* [WHAT TO WORK ON]
Rewrite each of the items below with every occurrence of "price-candle" changed to "daily-candle" and nothing else altered. Leave the pictures out.

* [SUPPLIED RECORDS]
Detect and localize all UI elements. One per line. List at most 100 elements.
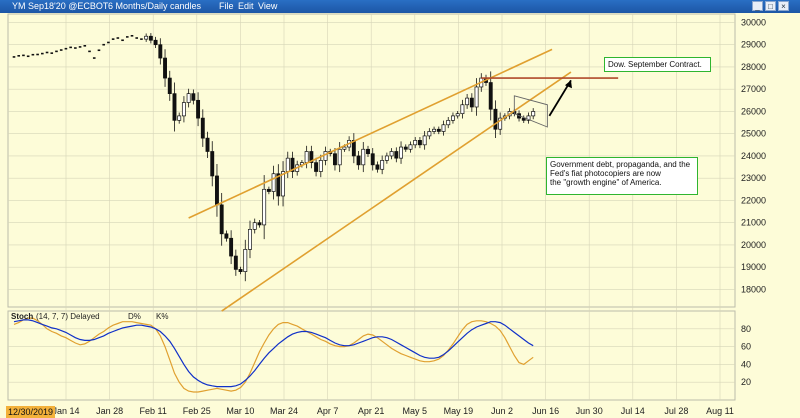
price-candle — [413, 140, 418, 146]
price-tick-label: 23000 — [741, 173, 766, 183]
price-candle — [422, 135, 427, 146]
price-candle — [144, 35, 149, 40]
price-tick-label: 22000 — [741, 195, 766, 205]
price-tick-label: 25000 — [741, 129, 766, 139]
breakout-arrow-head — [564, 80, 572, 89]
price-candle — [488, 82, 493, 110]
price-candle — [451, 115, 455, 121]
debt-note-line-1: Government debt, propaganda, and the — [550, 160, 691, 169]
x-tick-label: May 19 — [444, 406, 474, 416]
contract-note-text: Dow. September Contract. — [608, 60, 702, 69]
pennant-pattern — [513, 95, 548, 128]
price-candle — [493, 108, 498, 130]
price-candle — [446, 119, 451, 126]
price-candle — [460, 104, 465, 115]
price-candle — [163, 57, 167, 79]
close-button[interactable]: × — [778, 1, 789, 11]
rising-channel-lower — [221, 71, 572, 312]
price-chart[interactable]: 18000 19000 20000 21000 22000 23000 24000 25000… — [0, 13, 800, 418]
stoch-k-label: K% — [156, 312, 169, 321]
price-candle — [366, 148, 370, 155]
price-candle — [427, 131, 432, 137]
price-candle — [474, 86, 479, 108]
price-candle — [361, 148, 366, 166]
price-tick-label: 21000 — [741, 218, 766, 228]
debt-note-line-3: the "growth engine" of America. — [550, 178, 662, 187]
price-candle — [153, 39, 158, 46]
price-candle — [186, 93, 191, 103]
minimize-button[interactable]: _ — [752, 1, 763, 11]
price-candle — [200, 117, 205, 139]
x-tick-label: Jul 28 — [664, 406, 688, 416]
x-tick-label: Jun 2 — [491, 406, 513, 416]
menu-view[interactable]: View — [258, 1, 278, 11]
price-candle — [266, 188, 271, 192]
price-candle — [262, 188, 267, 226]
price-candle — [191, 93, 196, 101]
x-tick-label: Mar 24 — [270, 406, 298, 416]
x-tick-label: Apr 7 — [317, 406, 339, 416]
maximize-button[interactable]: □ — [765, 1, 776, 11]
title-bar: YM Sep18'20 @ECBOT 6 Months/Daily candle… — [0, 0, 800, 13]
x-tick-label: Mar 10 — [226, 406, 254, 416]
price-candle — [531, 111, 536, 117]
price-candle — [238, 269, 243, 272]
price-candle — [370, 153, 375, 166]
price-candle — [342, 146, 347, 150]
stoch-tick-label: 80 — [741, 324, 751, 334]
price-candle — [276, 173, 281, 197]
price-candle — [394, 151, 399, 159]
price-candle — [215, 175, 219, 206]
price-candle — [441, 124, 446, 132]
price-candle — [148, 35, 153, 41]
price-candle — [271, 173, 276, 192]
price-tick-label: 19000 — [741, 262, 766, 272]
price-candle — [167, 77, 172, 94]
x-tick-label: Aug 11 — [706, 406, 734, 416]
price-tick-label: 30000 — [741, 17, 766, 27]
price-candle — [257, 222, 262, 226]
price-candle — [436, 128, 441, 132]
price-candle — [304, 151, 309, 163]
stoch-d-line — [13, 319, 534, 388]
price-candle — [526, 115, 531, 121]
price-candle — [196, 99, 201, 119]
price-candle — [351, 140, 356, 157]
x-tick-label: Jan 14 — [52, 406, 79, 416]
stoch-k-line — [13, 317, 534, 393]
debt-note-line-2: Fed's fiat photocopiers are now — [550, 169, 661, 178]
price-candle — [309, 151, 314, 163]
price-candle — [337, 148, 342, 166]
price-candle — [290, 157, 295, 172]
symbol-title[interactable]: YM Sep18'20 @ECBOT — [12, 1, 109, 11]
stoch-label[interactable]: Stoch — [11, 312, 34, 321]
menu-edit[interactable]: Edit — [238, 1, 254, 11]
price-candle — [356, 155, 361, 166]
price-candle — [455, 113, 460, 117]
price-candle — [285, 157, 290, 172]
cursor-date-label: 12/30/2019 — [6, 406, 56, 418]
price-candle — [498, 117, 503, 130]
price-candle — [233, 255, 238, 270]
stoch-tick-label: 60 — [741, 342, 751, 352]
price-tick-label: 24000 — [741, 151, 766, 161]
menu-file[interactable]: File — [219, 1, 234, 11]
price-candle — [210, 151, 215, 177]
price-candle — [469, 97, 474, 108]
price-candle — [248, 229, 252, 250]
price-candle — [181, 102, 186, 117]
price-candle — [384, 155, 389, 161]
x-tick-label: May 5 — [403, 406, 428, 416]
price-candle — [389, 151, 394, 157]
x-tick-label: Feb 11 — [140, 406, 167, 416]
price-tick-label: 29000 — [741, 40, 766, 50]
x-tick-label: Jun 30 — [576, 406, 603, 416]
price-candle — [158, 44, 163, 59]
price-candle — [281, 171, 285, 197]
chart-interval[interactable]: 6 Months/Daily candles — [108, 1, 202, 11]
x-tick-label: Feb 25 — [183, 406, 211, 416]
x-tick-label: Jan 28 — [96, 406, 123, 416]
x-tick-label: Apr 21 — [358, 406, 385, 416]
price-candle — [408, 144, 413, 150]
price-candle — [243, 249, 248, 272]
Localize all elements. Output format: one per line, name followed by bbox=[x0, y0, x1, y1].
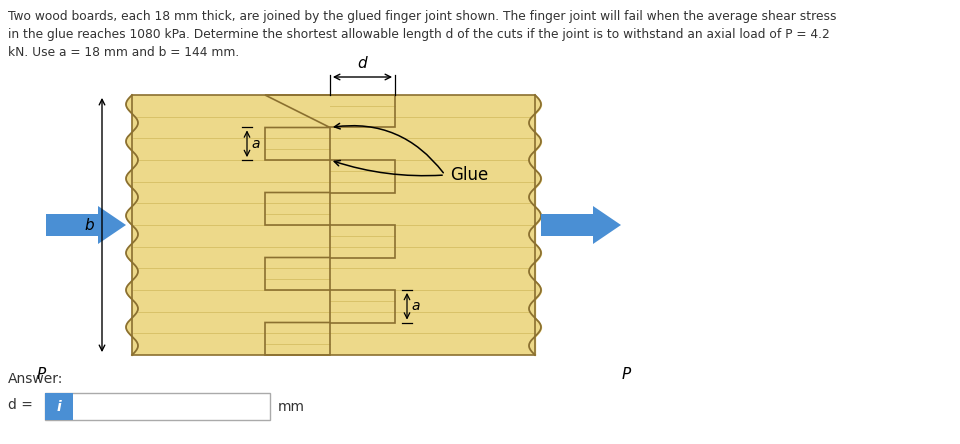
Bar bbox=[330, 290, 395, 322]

* [SOLUTION TO THIS TASK]
Detect and localize all UI elements. One per line. List at most 100 elements.
daily-candle — [413, 140, 418, 146]
price-tick-label: 23000 — [741, 173, 766, 183]
daily-candle — [422, 135, 427, 146]
daily-candle — [144, 35, 149, 40]
price-tick-label: 22000 — [741, 195, 766, 205]
price-tick-label: 25000 — [741, 129, 766, 139]
breakout-arrow-head — [564, 80, 572, 89]
daily-candle — [488, 82, 493, 110]
daily-candle — [451, 115, 455, 121]
debt-note-line-1: Government debt, propaganda, and the — [550, 160, 691, 169]
x-tick-label: May 19 — [444, 406, 474, 416]
contract-note-text: Dow. September Contract. — [608, 60, 702, 69]
pennant-pattern — [513, 95, 548, 128]
daily-candle — [493, 108, 498, 130]
daily-candle — [446, 119, 451, 126]
daily-candle — [460, 104, 465, 115]
daily-candle — [163, 57, 167, 79]
close-button[interactable]: × — [778, 1, 789, 11]
rising-channel-lower — [221, 71, 572, 312]
price-chart[interactable]: 18000 19000 20000 21000 22000 23000 24000 25000… — [0, 13, 800, 418]
stoch-k-label: K% — [156, 312, 169, 321]
daily-candle — [366, 148, 370, 155]
daily-candle — [427, 131, 432, 137]
daily-candle — [474, 86, 479, 108]
daily-candle — [361, 148, 366, 166]
price-tick-label: 21000 — [741, 218, 766, 228]
debt-note-line-3: the "growth engine" of America. — [550, 178, 662, 187]
daily-candle — [153, 39, 158, 46]
daily-candle — [186, 93, 191, 103]
minimize-button[interactable]: _ — [752, 1, 763, 11]
daily-candle — [200, 117, 205, 139]
x-tick-label: Jul 28 — [664, 406, 688, 416]
x-tick-label: Jun 2 — [491, 406, 513, 416]
menu-view[interactable]: View — [258, 1, 278, 11]
daily-candle — [266, 188, 271, 192]
daily-candle — [262, 188, 267, 226]
daily-candle — [191, 93, 196, 101]
x-tick-label: Mar 24 — [270, 406, 298, 416]
x-tick-label: Apr 7 — [317, 406, 339, 416]
maximize-button[interactable]: □ — [765, 1, 776, 11]
title-bar: YM Sep18'20 @ECBOT 6 Months/Daily candle… — [0, 0, 800, 13]
x-tick-label: Mar 10 — [226, 406, 254, 416]
daily-candle — [531, 111, 536, 117]
daily-candle — [238, 269, 243, 272]
daily-candle — [370, 153, 375, 166]
daily-candle — [342, 146, 347, 150]
stoch-tick-label: 80 — [741, 324, 751, 334]
daily-candle — [276, 173, 281, 197]
daily-candle — [394, 151, 399, 159]
daily-candle — [215, 175, 219, 206]
daily-candle — [441, 124, 446, 132]
daily-candle — [148, 35, 153, 41]
daily-candle — [271, 173, 276, 192]
price-tick-label: 19000 — [741, 262, 766, 272]
daily-candle — [167, 77, 172, 94]
x-tick-label: Aug 11 — [706, 406, 734, 416]
price-tick-label: 30000 — [741, 17, 766, 27]
daily-candle — [257, 222, 262, 226]
daily-candle — [436, 128, 441, 132]
daily-candle — [304, 151, 309, 163]
stoch-d-line — [13, 319, 534, 388]
daily-candle — [526, 115, 531, 121]
daily-candle — [196, 99, 201, 119]
daily-candle — [351, 140, 356, 157]
x-tick-label: Jan 14 — [52, 406, 79, 416]
stoch-k-line — [13, 317, 534, 393]
debt-note-line-2: Fed's fiat photocopiers are now — [550, 169, 661, 178]
daily-candle — [309, 151, 314, 163]
daily-candle — [337, 148, 342, 166]
daily-candle — [290, 157, 295, 172]
symbol-title[interactable]: YM Sep18'20 @ECBOT — [12, 1, 109, 11]
stoch-label[interactable]: Stoch — [11, 312, 34, 321]
menu-edit[interactable]: Edit — [238, 1, 254, 11]
daily-candle — [356, 155, 361, 166]
daily-candle — [455, 113, 460, 117]
daily-candle — [285, 157, 290, 172]
cursor-date-label: 12/30/2019 — [6, 406, 56, 418]
daily-candle — [498, 117, 503, 130]
daily-candle — [233, 255, 238, 270]
stoch-tick-label: 60 — [741, 342, 751, 352]
price-tick-label: 24000 — [741, 151, 766, 161]
menu-file[interactable]: File — [219, 1, 234, 11]
daily-candle — [210, 151, 215, 177]
daily-candle — [469, 97, 474, 108]
daily-candle — [248, 229, 252, 250]
daily-candle — [181, 102, 186, 117]
daily-candle — [384, 155, 389, 161]
x-tick-label: May 5 — [403, 406, 428, 416]
daily-candle — [389, 151, 394, 157]
x-tick-label: Feb 11 — [140, 406, 167, 416]
price-tick-label: 29000 — [741, 40, 766, 50]
x-tick-label: Jun 30 — [576, 406, 603, 416]
daily-candle — [158, 44, 163, 59]
daily-candle — [281, 171, 285, 197]
chart-interval[interactable]: 6 Months/Daily candles — [108, 1, 202, 11]
x-tick-label: Feb 25 — [183, 406, 211, 416]
x-tick-label: Jan 28 — [96, 406, 123, 416]
x-tick-label: Apr 21 — [358, 406, 385, 416]
daily-candle — [408, 144, 413, 150]
daily-candle — [243, 249, 248, 272]
Localize all elements. Output format: one per line, name followed by bbox=[x0, y0, x1, y1].
Bar bbox=[330, 290, 395, 322]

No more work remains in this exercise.